* Available data:
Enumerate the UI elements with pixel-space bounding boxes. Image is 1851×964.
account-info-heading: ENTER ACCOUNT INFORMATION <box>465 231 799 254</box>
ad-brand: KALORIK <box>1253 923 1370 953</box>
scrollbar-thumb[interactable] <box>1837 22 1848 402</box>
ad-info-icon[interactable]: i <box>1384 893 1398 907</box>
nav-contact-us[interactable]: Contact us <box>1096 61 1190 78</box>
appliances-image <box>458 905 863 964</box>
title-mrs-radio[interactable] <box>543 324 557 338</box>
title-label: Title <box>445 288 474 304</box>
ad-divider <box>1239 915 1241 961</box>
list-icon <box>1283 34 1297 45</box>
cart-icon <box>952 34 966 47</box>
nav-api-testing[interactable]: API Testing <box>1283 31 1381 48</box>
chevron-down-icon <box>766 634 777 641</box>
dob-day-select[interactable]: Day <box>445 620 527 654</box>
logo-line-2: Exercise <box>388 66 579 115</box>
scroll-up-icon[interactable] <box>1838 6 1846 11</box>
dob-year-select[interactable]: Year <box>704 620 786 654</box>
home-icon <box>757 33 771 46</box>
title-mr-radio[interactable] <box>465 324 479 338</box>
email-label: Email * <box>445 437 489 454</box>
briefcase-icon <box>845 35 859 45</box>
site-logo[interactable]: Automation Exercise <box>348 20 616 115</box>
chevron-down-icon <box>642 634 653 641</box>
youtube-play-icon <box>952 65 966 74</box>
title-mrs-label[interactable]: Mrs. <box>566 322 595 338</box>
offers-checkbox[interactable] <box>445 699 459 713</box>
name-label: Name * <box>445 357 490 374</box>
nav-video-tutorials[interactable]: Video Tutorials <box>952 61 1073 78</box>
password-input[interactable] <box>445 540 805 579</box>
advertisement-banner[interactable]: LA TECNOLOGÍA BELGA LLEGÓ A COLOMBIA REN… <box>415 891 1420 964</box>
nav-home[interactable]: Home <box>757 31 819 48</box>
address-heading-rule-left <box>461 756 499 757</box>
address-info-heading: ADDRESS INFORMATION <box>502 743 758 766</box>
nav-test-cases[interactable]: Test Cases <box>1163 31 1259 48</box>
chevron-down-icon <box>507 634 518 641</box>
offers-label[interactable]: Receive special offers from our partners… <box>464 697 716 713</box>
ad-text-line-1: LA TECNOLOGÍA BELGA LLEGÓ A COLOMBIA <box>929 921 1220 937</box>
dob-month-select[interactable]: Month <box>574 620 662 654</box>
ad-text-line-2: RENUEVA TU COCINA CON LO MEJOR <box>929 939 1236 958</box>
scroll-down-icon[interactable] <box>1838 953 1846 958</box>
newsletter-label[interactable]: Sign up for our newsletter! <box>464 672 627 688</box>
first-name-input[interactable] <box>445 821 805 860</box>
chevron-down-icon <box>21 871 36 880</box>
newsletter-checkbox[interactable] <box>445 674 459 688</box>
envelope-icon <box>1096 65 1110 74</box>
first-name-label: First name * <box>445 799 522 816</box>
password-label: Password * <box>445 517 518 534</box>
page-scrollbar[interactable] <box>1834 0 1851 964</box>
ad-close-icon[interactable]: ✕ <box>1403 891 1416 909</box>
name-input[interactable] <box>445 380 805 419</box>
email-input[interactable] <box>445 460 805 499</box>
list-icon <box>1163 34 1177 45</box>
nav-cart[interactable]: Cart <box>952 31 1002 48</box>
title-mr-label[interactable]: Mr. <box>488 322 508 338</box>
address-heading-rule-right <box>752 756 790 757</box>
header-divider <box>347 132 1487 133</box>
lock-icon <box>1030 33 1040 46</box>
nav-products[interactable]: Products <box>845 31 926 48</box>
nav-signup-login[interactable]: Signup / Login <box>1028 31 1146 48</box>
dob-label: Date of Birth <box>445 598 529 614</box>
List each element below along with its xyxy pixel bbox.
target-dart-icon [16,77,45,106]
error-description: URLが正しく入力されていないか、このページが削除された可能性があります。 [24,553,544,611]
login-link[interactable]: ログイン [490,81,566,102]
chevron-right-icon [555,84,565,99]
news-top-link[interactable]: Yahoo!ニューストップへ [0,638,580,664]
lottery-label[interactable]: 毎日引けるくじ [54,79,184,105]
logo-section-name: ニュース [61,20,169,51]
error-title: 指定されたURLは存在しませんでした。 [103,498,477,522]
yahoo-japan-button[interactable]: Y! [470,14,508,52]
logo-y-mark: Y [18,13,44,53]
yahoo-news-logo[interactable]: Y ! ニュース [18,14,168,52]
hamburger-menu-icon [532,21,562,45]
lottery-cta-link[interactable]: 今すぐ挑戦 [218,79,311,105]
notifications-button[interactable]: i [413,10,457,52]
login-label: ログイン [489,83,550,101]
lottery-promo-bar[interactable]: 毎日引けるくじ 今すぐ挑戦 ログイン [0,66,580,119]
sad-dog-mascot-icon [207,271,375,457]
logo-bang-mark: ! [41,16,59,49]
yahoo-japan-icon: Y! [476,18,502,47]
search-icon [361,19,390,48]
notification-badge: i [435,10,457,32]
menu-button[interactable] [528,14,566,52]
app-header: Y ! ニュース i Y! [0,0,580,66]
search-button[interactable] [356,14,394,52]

* Task instructions: Update the lines from the first one through the line with "dob-day-select[interactable]: Day <box>445" by replacing "Contact us" with "Get in touch", keeping everything else the same. Give back only those lines.

* Output for this exercise:
Enumerate the UI elements with pixel-space bounding boxes. Image is 1851×964.
account-info-heading: ENTER ACCOUNT INFORMATION <box>465 231 799 254</box>
ad-brand: KALORIK <box>1253 923 1370 953</box>
scrollbar-thumb[interactable] <box>1837 22 1848 402</box>
ad-info-icon[interactable]: i <box>1384 893 1398 907</box>
nav-contact-us[interactable]: Get in touch <box>1096 61 1190 78</box>
appliances-image <box>458 905 863 964</box>
title-mrs-radio[interactable] <box>543 324 557 338</box>
title-label: Title <box>445 288 474 304</box>
ad-divider <box>1239 915 1241 961</box>
list-icon <box>1283 34 1297 45</box>
cart-icon <box>952 34 966 47</box>
nav-api-testing[interactable]: API Testing <box>1283 31 1381 48</box>
chevron-down-icon <box>766 634 777 641</box>
dob-day-select[interactable]: Day <box>445 620 527 654</box>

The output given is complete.